>> START PROVIDED RECORDS
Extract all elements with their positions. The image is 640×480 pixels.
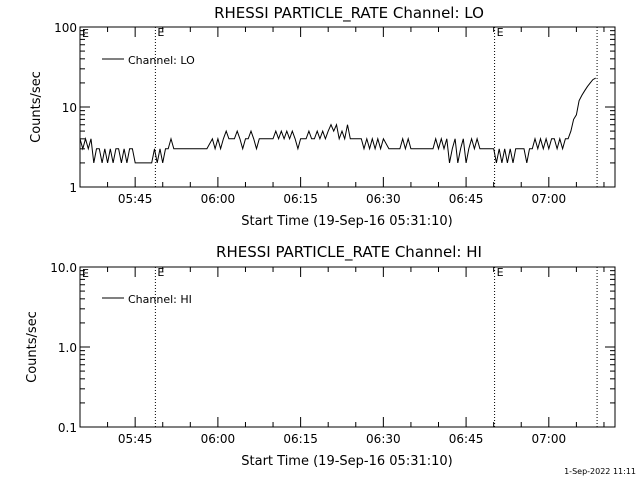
axis-ticks: 1 10 100 05:45 06:00 06:15 06:30 06:45 07:00 xyxy=(54,21,615,206)
series-line xyxy=(79,77,596,164)
x-tick-label: 07:00 xyxy=(532,192,567,206)
y-tick-label: 10 xyxy=(62,101,77,115)
x-tick-label: 06:30 xyxy=(366,432,401,446)
x-tick-label: 07:00 xyxy=(532,432,567,446)
marker-label: E xyxy=(157,26,164,39)
x-tick-label: 06:45 xyxy=(449,192,484,206)
chart-title: RHESSI PARTICLE_RATE Channel: LO xyxy=(214,4,484,23)
y-tick-label: 0.1 xyxy=(58,421,77,435)
footer-timestamp: 1-Sep-2022 11:11 xyxy=(564,467,636,476)
x-tick-label: 06:15 xyxy=(283,432,318,446)
y-tick-label: 1 xyxy=(69,181,77,195)
y-axis-label: Counts/sec xyxy=(29,71,44,143)
chart-panel-lo: RHESSI PARTICLE_RATE Channel: LO Counts/… xyxy=(29,4,616,229)
y-tick-label: 1.0 xyxy=(58,341,77,355)
chart-title: RHESSI PARTICLE_RATE Channel: HI xyxy=(216,243,482,262)
legend-label: Channel: LO xyxy=(128,54,195,67)
marker-label: E xyxy=(157,266,164,279)
x-axis-label: Start Time (19-Sep-16 05:31:10) xyxy=(241,214,452,229)
x-tick-label: 05:45 xyxy=(118,432,153,446)
plot-frame xyxy=(79,26,616,188)
marker-label: E xyxy=(82,27,89,40)
x-axis-label: Start Time (19-Sep-16 05:31:10) xyxy=(241,454,452,469)
marker-label: E xyxy=(497,266,504,279)
axis-ticks: 0.1 1.0 10.0 05:45 06:00 06:15 06:30 06:45 07:00 xyxy=(50,261,615,446)
chart-panel-hi: RHESSI PARTICLE_RATE Channel: HI Counts/… xyxy=(25,243,616,469)
y-axis-label: Counts/sec xyxy=(25,311,40,383)
legend-label: Channel: HI xyxy=(128,293,192,306)
x-tick-label: 06:00 xyxy=(201,192,236,206)
y-tick-label: 10.0 xyxy=(50,261,77,275)
marker-label: E xyxy=(82,267,89,280)
plot-frame xyxy=(79,266,616,428)
y-tick-label: 100 xyxy=(54,21,77,35)
marker-label: E xyxy=(497,26,504,39)
x-tick-label: 05:45 xyxy=(118,192,153,206)
series-group xyxy=(79,77,596,164)
x-tick-label: 06:15 xyxy=(283,192,318,206)
x-tick-label: 06:00 xyxy=(201,432,236,446)
x-tick-label: 06:45 xyxy=(449,432,484,446)
x-tick-label: 06:30 xyxy=(366,192,401,206)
>> END PROVIDED RECORDS
- _WHAT IS BEING ASKED_: Turn every one of the rows above into a Markdown table with the columns No. and Line, numbering the rows in order and leaving out blank lines and the pictures.

- _REPLY_:
| No. | Line |
|---|---|
| 1 | Extract all elements with their positions. The image is 640×480 pixels. |
| 2 | axis-ticks: 1 10 100 05:45 06:00 06:15 06:30 06:45 07:00 xyxy=(54,21,615,206) |
| 3 | series-line xyxy=(79,77,596,164) |
| 4 | x-tick-label: 07:00 xyxy=(532,192,567,206) |
| 5 | y-tick-label: 10 xyxy=(62,101,77,115) |
| 6 | x-tick-label: 06:30 xyxy=(366,432,401,446) |
| 7 | x-tick-label: 07:00 xyxy=(532,432,567,446) |
| 8 | marker-label: E xyxy=(157,26,164,39) |
| 9 | x-tick-label: 06:45 xyxy=(449,192,484,206) |
| 10 | chart-title: RHESSI PARTICLE_RATE Channel: LO xyxy=(214,4,484,23) |
| 11 | y-tick-label: 0.1 xyxy=(58,421,77,435) |
| 12 | footer-timestamp: 1-Sep-2022 11:11 xyxy=(564,467,636,476) |
| 13 | x-tick-label: 06:15 xyxy=(283,432,318,446) |
| 14 | y-tick-label: 1 xyxy=(69,181,77,195) |
| 15 | y-axis-label: Counts/sec xyxy=(29,71,44,143) |
| 16 | chart-panel-lo: RHESSI PARTICLE_RATE Channel: LO Counts/… xyxy=(29,4,616,229) |
| 17 | y-tick-label: 1.0 xyxy=(58,341,77,355) |
| 18 | chart-title: RHESSI PARTICLE_RATE Channel: HI xyxy=(216,243,482,262) |
| 19 | legend-label: Channel: LO xyxy=(128,54,195,67) |
| 20 | marker-label: E xyxy=(157,266,164,279) |
| 21 | x-axis-label: Start Time (19-Sep-16 05:31:10) xyxy=(241,214,452,229) |
| 22 | x-tick-label: 05:45 xyxy=(118,432,153,446) |
| 23 | plot-frame xyxy=(79,26,616,188) |
| 24 | marker-label: E xyxy=(82,27,89,40) |
| 25 | x-axis-label: Start Time (19-Sep-16 05:31:10) xyxy=(241,454,452,469) |
| 26 | marker-label: E xyxy=(497,266,504,279) |
| 27 | axis-ticks: 0.1 1.0 10.0 05:45 06:00 06:15 06:30 06:45 07:00 xyxy=(50,261,615,446) |
| 28 | chart-panel-hi: RHESSI PARTICLE_RATE Channel: HI Counts/… xyxy=(25,243,616,469) |
| 29 | y-axis-label: Counts/sec xyxy=(25,311,40,383) |
| 30 | legend-label: Channel: HI xyxy=(128,293,192,306) |
| 31 | x-tick-label: 06:00 xyxy=(201,192,236,206) |
| 32 | y-tick-label: 10.0 xyxy=(50,261,77,275) |
| 33 | marker-label: E xyxy=(82,267,89,280) |
| 34 | plot-frame xyxy=(79,266,616,428) |
| 35 | y-tick-label: 100 xyxy=(54,21,77,35) |
| 36 | marker-label: E xyxy=(497,26,504,39) |
| 37 | x-tick-label: 05:45 xyxy=(118,192,153,206) |
| 38 | series-group xyxy=(79,77,596,164) |
| 39 | x-tick-label: 06:15 xyxy=(283,192,318,206) |
| 40 | x-tick-label: 06:00 xyxy=(201,432,236,446) |
| 41 | x-tick-label: 06:45 xyxy=(449,432,484,446) |
| 42 | x-tick-label: 06:30 xyxy=(366,192,401,206) |